Dataset excerpts:

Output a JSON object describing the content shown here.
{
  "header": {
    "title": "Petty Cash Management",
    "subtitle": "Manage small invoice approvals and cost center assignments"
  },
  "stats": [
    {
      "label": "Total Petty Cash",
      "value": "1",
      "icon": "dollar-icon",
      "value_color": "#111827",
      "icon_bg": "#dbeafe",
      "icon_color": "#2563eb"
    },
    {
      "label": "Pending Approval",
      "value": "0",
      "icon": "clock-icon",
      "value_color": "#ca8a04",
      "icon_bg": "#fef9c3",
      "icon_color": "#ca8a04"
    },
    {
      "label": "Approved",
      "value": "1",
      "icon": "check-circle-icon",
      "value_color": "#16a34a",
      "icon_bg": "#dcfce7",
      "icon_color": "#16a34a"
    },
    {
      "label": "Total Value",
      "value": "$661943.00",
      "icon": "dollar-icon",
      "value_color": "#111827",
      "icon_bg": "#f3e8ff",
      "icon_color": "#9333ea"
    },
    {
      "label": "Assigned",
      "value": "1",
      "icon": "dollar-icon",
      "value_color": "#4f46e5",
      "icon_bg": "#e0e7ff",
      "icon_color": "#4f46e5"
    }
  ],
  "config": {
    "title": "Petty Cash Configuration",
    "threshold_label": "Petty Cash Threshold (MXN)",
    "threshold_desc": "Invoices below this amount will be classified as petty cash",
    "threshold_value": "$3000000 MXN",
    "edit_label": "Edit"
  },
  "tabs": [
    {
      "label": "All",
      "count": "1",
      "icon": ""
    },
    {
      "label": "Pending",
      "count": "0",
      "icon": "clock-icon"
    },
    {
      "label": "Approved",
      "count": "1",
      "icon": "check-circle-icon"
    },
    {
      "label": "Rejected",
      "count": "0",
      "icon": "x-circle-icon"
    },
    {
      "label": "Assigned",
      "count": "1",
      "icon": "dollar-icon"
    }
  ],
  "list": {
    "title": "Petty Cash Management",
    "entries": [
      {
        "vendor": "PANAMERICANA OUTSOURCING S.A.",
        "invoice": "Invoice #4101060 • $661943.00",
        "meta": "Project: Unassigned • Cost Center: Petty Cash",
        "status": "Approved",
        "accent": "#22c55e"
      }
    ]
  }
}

§ **Task requirements**:
Collect each line containing the string "Pending".

§ **Result**:
      "label": "Pending Approval",
      "label": "Pending",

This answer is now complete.